> Task instructions
Which lines in the records below contain the word "shirt"? Copy each of them.
━━━ Material shown
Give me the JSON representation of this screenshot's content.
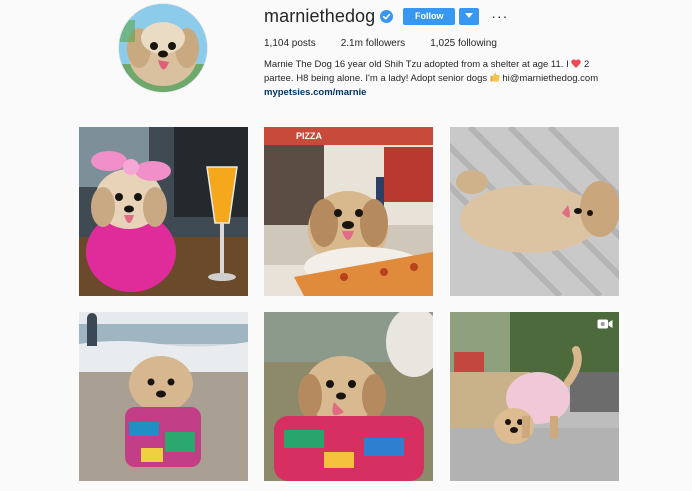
{
  "profile": {
    "username": "marniethedog",
    "verified": true,
    "follow_label": "Follow",
    "more_label": "···",
    "stats": {
      "posts": "1,104 posts",
      "followers": "2.1m followers",
      "following": "1,025 following"
    },
    "bio": {
      "line1_a": "Marnie The Dog 16 year old Shih Tzu adopted from a shelter at age 11. I",
      "line1_b": "2",
      "line2_a": "partee. H8 being alone. I'm a lady! Adopt senior dogs",
      "line2_b": "hi@marniethedog.com",
      "link": "mypetsies.com/marnie"
    }
  },
  "posts": [
    {
      "id": 1,
      "scene": "dog with pink bow and sweater beside mimosa glass",
      "type": "photo"
    },
    {
      "id": 2,
      "scene": "dog at pizza shop with slice of pizza",
      "type": "photo",
      "sign": "PIZZA"
    },
    {
      "id": 3,
      "scene": "dog lying on back on striped blanket",
      "type": "photo"
    },
    {
      "id": 4,
      "scene": "dog in colorful shirt at beach",
      "type": "photo"
    },
    {
      "id": 5,
      "scene": "dog in colorful shirt with tongue out",
      "type": "photo"
    },
    {
      "id": 6,
      "scene": "dog in pink raincoat on sidewalk",
      "type": "video"
    }
  ],
  "colors": {
    "accent": "#3897f0",
    "background": "#fafafa",
    "text": "#262626",
    "link": "#003569",
    "heart": "#ed4956"
  },
  "icons": {
    "verified": "verified-badge-icon",
    "dropdown": "chevron-down-icon",
    "heart": "heart-icon",
    "thumbs_up": "thumbs-up-icon",
    "video": "video-camera-icon"
  }
}
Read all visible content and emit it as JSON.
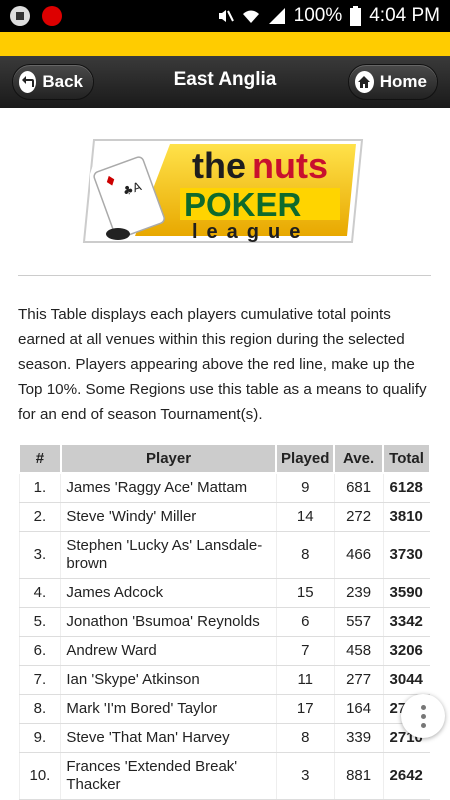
{
  "status_bar": {
    "battery": "100%",
    "time": "4:04 PM"
  },
  "header": {
    "title": "East Anglia",
    "back_label": "Back",
    "home_label": "Home"
  },
  "logo": {
    "line1a": "the",
    "line1b": "nuts",
    "line2": "POKER",
    "line3": "league"
  },
  "description": "This Table displays each players cumulative total points earned at all venues within this region during the selected season. Players appearing above the red line, make up the Top 10%. Some Regions use this table as a means to qualify for an end of season Tournament(s).",
  "table": {
    "headers": [
      "#",
      "Player",
      "Played",
      "Ave.",
      "Total"
    ],
    "rows": [
      [
        "1.",
        "James 'Raggy Ace' Mattam",
        "9",
        "681",
        "6128"
      ],
      [
        "2.",
        "Steve 'Windy' Miller",
        "14",
        "272",
        "3810"
      ],
      [
        "3.",
        "Stephen 'Lucky As' Lansdale-brown",
        "8",
        "466",
        "3730"
      ],
      [
        "4.",
        "James Adcock",
        "15",
        "239",
        "3590"
      ],
      [
        "5.",
        "Jonathon 'Bsumoa' Reynolds",
        "6",
        "557",
        "3342"
      ],
      [
        "6.",
        "Andrew Ward",
        "7",
        "458",
        "3206"
      ],
      [
        "7.",
        "Ian 'Skype' Atkinson",
        "11",
        "277",
        "3044"
      ],
      [
        "8.",
        "Mark 'I'm Bored' Taylor",
        "17",
        "164",
        "2788"
      ],
      [
        "9.",
        "Steve 'That Man' Harvey",
        "8",
        "339",
        "2710"
      ],
      [
        "10.",
        "Frances 'Extended Break' Thacker",
        "3",
        "881",
        "2642"
      ]
    ]
  },
  "colors": {
    "accent_yellow": "#ffcc00",
    "header_dark": "#222222",
    "table_header": "#cccccc"
  }
}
━━━━━━
> Response below
      "scene": "dog in colorful shirt at beach",
      "scene": "dog in colorful shirt with tongue out",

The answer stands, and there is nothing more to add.